▶ Task to carry out
Each record below should be output verbatim, without pictures.
--- START ---
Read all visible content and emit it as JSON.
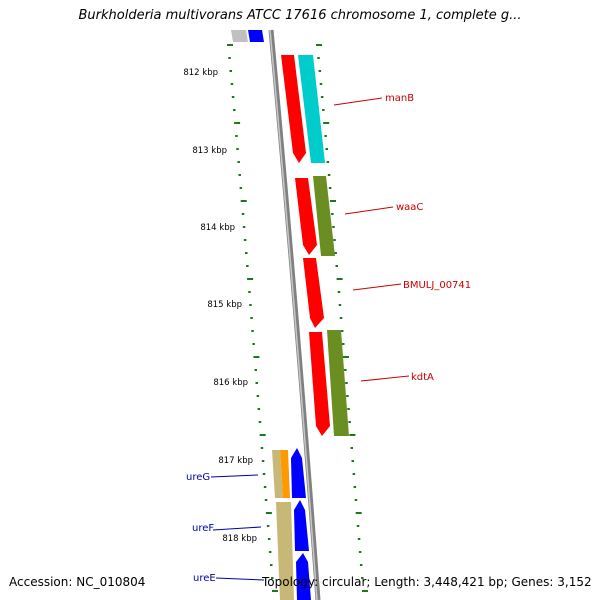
{
  "title": "Burkholderia multivorans ATCC 17616 chromosome 1, complete g...",
  "footer": {
    "accession": "Accession: NC_010804",
    "topology": "Topology: circular; Length: 3,448,421 bp; Genes: 3,152"
  },
  "colors": {
    "backbone": "#808080",
    "ticks": "#1a7a1a",
    "cds_red": "#ff0000",
    "cds_cyan": "#00cccc",
    "cds_olive": "#6b8e23",
    "cds_blue": "#0000ff",
    "cds_khaki": "#c8b878",
    "cds_orange": "#ff9900",
    "label_red": "#cc0000",
    "label_blue": "#0000aa"
  },
  "scale_labels": [
    "812 kbp",
    "813 kbp",
    "814 kbp",
    "815 kbp",
    "816 kbp",
    "817 kbp",
    "818 kbp"
  ],
  "gene_labels": {
    "right": [
      "manB",
      "waaC",
      "BMULJ_00741",
      "kdtA"
    ],
    "left": [
      "ureG",
      "ureF",
      "ureE"
    ]
  }
}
--- END ---
▶ Output for this task
Read all visible content and emit it as JSON.
{
  "title": "Burkholderia multivorans ATCC 17616 chromosome 1, complete g...",
  "footer": {
    "accession": "Accession: NC_010804",
    "topology": "Topology: circular; Length: 3,448,421 bp; Genes: 3,152"
  },
  "colors": {
    "backbone": "#808080",
    "ticks": "#1a7a1a",
    "cds_red": "#ff0000",
    "cds_cyan": "#00cccc",
    "cds_olive": "#6b8e23",
    "cds_blue": "#0000ff",
    "cds_khaki": "#c8b878",
    "cds_orange": "#ff9900",
    "label_red": "#cc0000",
    "label_blue": "#0000aa"
  },
  "scale_labels": [
    "812 kbp",
    "813 kbp",
    "814 kbp",
    "815 kbp",
    "816 kbp",
    "817 kbp",
    "818 kbp"
  ],
  "gene_labels": {
    "right": [
      "manB",
      "waaC",
      "BMULJ_00741",
      "kdtA"
    ],
    "left": [
      "ureG",
      "ureF",
      "ureE"
    ]
  }
}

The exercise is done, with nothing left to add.